-- Begin Material --
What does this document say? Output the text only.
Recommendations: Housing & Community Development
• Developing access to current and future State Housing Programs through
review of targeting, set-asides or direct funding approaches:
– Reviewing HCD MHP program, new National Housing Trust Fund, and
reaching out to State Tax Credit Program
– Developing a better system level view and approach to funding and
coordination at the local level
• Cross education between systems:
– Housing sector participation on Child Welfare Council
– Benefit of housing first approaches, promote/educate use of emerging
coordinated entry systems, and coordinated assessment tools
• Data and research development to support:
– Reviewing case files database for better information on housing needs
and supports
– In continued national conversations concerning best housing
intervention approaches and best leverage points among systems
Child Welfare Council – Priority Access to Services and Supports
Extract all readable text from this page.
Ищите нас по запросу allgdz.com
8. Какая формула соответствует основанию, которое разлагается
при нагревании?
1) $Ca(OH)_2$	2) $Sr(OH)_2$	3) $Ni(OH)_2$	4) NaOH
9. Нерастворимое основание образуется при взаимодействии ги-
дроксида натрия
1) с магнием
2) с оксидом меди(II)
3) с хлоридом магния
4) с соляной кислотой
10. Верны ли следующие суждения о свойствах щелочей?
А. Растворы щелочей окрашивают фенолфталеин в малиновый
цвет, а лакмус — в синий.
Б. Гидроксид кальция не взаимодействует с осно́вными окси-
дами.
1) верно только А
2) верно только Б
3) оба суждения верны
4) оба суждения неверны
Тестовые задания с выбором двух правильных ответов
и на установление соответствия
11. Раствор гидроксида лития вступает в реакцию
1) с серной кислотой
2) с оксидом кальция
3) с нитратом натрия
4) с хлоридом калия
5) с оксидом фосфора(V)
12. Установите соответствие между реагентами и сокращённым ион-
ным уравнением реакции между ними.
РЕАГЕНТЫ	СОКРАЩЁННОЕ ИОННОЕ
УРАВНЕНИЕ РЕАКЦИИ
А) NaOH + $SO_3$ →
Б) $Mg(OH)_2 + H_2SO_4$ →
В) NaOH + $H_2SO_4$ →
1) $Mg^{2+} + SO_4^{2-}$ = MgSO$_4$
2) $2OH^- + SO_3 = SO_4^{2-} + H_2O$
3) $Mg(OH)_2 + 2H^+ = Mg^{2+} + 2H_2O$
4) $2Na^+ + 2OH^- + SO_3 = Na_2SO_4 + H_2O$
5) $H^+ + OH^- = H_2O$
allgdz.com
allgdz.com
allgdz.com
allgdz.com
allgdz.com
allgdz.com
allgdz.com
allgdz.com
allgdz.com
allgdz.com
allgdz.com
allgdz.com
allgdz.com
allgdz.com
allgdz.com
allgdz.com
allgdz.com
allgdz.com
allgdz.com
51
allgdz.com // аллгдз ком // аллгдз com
-- End Material --
**What needs to be done:**
Restate the whole listing exactly.

**Output below:**
What does this document say? Output the text only.
Recommendations: Housing & Community Development
• Developing access to current and future State Housing Programs through
review of targeting, set-asides or direct funding approaches:
– Reviewing HCD MHP program, new National Housing Trust Fund, and
reaching out to State Tax Credit Program
– Developing a better system level view and approach to funding and
coordination at the local level
• Cross education between systems:
– Housing sector participation on Child Welfare Council
– Benefit of housing first approaches, promote/educate use of emerging
coordinated entry systems, and coordinated assessment tools
• Data and research development to support:
– Reviewing case files database for better information on housing needs
and supports
– In continued national conversations concerning best housing
intervention approaches and best leverage points among systems
Child Welfare Council – Priority Access to Services and Supports
Extract all readable text from this page.
Ищите нас по запросу allgdz.com
8. Какая формула соответствует основанию, которое разлагается
при нагревании?
1) $Ca(OH)_2$	2) $Sr(OH)_2$	3) $Ni(OH)_2$	4) NaOH
9. Нерастворимое основание образуется при взаимодействии ги-
дроксида натрия
1) с магнием
2) с оксидом меди(II)
3) с хлоридом магния
4) с соляной кислотой
10. Верны ли следующие суждения о свойствах щелочей?
А. Растворы щелочей окрашивают фенолфталеин в малиновый
цвет, а лакмус — в синий.
Б. Гидроксид кальция не взаимодействует с осно́вными окси-
дами.
1) верно только А
2) верно только Б
3) оба суждения верны
4) оба суждения неверны
Тестовые задания с выбором двух правильных ответов
и на установление соответствия
11. Раствор гидроксида лития вступает в реакцию
1) с серной кислотой
2) с оксидом кальция
3) с нитратом натрия
4) с хлоридом калия
5) с оксидом фосфора(V)
12. Установите соответствие между реагентами и сокращённым ион-
ным уравнением реакции между ними.
РЕАГЕНТЫ	СОКРАЩЁННОЕ ИОННОЕ
УРАВНЕНИЕ РЕАКЦИИ
А) NaOH + $SO_3$ →
Б) $Mg(OH)_2 + H_2SO_4$ →
В) NaOH + $H_2SO_4$ →
1) $Mg^{2+} + SO_4^{2-}$ = MgSO$_4$
2) $2OH^- + SO_3 = SO_4^{2-} + H_2O$
3) $Mg(OH)_2 + 2H^+ = Mg^{2+} + 2H_2O$
4) $2Na^+ + 2OH^- + SO_3 = Na_2SO_4 + H_2O$
5) $H^+ + OH^- = H_2O$
allgdz.com
allgdz.com
allgdz.com
allgdz.com
allgdz.com
allgdz.com
allgdz.com
allgdz.com
allgdz.com
allgdz.com
allgdz.com
allgdz.com
allgdz.com
allgdz.com
allgdz.com
allgdz.com
allgdz.com
allgdz.com
allgdz.com
51
allgdz.com // аллгдз ком // аллгдз com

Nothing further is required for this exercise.